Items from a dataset
◆ ◆ ◆

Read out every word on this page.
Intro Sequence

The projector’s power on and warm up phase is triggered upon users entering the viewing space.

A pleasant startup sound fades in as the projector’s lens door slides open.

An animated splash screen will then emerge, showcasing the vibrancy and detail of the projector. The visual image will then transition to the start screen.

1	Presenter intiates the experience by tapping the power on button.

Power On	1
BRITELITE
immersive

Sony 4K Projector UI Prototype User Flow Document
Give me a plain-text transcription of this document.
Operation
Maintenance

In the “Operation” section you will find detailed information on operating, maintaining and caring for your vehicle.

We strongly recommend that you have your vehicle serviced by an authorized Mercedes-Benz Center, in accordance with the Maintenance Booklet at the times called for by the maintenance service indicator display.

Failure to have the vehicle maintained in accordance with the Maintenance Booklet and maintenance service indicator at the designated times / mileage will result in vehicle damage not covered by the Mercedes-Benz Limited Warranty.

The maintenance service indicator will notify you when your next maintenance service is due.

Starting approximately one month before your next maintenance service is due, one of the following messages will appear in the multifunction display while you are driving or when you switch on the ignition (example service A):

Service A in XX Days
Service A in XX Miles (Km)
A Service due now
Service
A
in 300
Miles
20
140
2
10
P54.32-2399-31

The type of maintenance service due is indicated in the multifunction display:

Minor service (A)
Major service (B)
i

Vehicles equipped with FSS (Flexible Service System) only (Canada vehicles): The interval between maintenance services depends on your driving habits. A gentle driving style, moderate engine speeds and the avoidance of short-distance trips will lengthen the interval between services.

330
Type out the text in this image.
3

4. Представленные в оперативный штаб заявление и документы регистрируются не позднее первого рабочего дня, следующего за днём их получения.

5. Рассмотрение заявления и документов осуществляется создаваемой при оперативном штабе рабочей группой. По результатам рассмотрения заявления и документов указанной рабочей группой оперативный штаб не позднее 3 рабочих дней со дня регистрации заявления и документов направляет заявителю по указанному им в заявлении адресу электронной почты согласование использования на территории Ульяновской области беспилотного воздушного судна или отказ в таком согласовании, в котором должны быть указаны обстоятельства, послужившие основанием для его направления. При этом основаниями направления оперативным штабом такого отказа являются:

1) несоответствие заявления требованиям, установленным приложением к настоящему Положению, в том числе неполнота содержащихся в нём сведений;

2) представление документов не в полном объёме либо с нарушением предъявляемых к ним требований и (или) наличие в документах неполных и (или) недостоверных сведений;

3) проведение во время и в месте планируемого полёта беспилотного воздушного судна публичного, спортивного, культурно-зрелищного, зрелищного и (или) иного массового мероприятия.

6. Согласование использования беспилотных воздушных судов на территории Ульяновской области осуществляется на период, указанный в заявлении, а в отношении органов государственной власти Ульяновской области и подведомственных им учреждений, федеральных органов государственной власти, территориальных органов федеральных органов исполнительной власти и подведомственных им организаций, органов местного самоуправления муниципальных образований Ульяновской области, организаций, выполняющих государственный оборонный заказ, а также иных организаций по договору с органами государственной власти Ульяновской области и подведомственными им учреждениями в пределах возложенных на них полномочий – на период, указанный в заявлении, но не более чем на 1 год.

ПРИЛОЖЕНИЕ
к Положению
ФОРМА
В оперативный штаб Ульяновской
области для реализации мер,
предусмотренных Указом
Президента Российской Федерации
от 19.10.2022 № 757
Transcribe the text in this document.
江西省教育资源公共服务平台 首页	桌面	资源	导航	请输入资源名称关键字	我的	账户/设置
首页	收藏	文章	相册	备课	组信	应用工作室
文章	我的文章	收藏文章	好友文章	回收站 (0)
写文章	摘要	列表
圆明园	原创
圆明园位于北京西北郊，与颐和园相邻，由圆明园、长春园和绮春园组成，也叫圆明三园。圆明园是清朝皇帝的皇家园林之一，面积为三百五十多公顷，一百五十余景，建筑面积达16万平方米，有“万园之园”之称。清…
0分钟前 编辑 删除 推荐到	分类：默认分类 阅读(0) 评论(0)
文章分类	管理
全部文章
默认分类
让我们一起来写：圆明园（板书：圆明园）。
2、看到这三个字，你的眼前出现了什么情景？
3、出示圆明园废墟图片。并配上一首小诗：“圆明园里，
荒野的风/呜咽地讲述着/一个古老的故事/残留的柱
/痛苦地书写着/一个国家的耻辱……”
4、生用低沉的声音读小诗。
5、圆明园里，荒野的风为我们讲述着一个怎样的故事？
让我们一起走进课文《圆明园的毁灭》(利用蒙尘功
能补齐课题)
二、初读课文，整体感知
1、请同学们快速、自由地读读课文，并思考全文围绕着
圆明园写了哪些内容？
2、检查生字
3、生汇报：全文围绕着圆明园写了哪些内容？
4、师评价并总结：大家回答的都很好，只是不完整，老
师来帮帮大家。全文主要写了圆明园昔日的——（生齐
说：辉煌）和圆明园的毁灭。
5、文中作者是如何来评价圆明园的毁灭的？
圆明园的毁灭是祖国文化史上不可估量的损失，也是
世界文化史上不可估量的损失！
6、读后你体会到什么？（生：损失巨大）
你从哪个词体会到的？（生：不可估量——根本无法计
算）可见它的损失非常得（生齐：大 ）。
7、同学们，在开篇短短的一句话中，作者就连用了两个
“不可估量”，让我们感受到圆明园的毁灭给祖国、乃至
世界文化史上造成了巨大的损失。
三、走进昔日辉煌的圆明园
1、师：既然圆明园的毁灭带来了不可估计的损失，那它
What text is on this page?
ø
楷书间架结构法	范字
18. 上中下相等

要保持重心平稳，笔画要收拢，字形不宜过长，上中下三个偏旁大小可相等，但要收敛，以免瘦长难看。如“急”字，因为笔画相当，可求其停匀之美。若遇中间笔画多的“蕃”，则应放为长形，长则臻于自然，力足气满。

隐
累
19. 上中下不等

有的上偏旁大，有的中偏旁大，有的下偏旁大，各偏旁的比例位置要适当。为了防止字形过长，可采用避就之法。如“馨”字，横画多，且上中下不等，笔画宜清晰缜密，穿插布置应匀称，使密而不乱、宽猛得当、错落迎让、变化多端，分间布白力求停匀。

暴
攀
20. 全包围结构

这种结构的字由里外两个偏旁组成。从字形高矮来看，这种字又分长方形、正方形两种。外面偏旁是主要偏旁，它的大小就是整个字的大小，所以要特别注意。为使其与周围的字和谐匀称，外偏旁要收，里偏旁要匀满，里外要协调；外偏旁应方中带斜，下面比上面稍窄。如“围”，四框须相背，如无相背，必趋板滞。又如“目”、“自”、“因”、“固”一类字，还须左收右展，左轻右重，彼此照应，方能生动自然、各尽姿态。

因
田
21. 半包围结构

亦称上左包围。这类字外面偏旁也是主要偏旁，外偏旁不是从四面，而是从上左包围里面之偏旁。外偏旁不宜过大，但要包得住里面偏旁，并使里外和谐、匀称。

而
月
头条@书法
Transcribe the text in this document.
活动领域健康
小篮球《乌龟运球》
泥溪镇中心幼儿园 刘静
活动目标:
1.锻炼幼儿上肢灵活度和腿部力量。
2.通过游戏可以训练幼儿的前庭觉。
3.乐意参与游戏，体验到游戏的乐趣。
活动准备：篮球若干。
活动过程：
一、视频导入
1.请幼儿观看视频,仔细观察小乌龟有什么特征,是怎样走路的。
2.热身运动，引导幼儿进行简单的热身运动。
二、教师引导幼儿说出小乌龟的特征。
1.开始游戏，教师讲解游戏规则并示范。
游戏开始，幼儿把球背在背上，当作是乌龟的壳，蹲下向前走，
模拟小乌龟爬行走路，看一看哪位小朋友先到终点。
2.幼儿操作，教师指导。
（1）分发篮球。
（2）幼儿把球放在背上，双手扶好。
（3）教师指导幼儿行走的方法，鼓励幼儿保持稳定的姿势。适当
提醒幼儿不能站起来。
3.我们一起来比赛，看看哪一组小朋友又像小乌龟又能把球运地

◆ ◆ ◆

→ YOUR GOAL: From the data above, copy each line that has the string "indicator".

→ EXPECTED ANSWER:
We strongly recommend that you have your vehicle serviced by an authorized Mercedes-Benz Center, in accordance with the Maintenance Booklet at the times called for by the maintenance service indicator display.
Failure to have the vehicle maintained in accordance with the Maintenance Booklet and maintenance service indicator at the designated times / mileage will result in vehicle damage not covered by the Mercedes-Benz Limited Warranty.
The maintenance service indicator will notify you when your next maintenance service is due.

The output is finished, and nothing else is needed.